+++ Records provided

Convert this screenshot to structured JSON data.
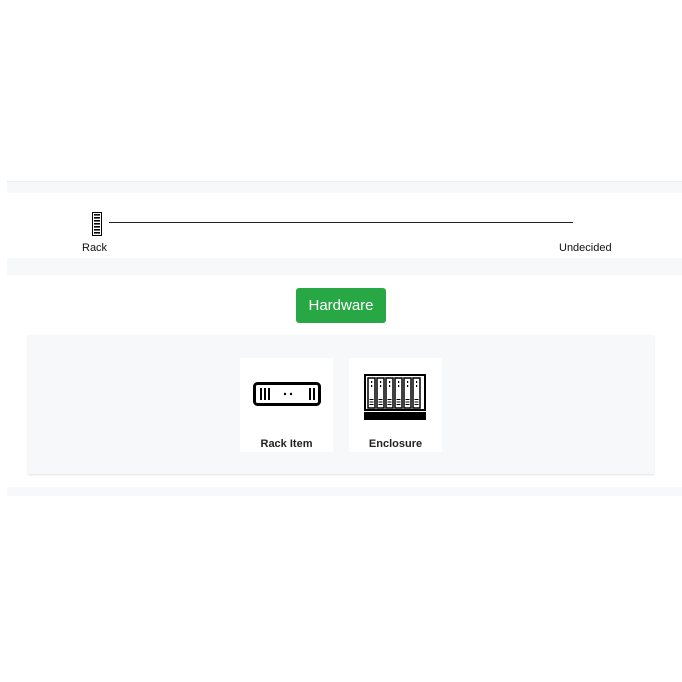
{
  "timeline": {
    "start_label": "Rack",
    "end_label": "Undecided",
    "start_icon": "rack-icon"
  },
  "category_button": {
    "label": "Hardware",
    "color": "#28a745"
  },
  "options": [
    {
      "label": "Rack Item",
      "icon": "rack-item-icon"
    },
    {
      "label": "Enclosure",
      "icon": "enclosure-icon"
    }
  ]
}
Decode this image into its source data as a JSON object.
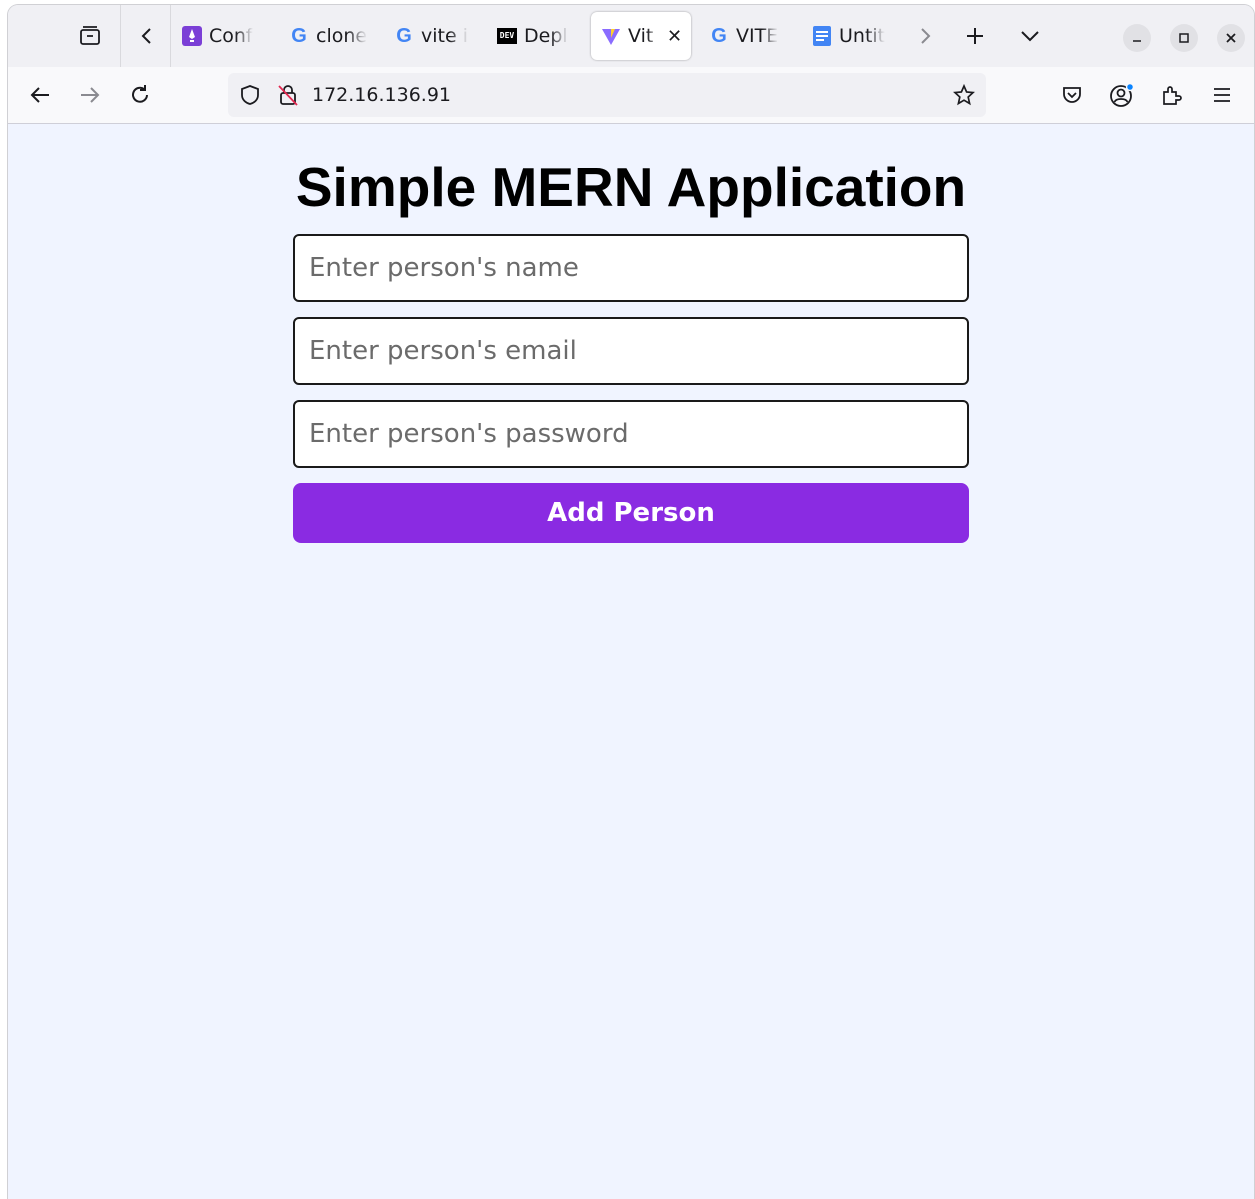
{
  "browser": {
    "tabs": [
      {
        "label": "Conf",
        "icon": "rocket-favicon-icon",
        "color": "#7b3fd6"
      },
      {
        "label": "clone",
        "icon": "google-favicon-icon",
        "color": "#4285f4"
      },
      {
        "label": "vite i",
        "icon": "google-favicon-icon",
        "color": "#4285f4"
      },
      {
        "label": "Depl",
        "icon": "dev-favicon-icon",
        "badge": "DEV"
      },
      {
        "label": "Vit",
        "icon": "vite-favicon-icon",
        "active": true
      },
      {
        "label": "VITE",
        "icon": "google-favicon-icon",
        "color": "#4285f4"
      },
      {
        "label": "Untit",
        "icon": "docs-favicon-icon",
        "color": "#4285f4"
      }
    ],
    "url": "172.16.136.91"
  },
  "app": {
    "title": "Simple MERN Application",
    "name_placeholder": "Enter person's name",
    "email_placeholder": "Enter person's email",
    "password_placeholder": "Enter person's password",
    "add_button_label": "Add Person"
  },
  "colors": {
    "page_background": "#f0f4ff",
    "button_accent": "#8a2be2"
  }
}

++++++

Exercise description> Looking at the entries above, say how many lines contain the word "icon". Only the number is wanted.

Answer to the task> 10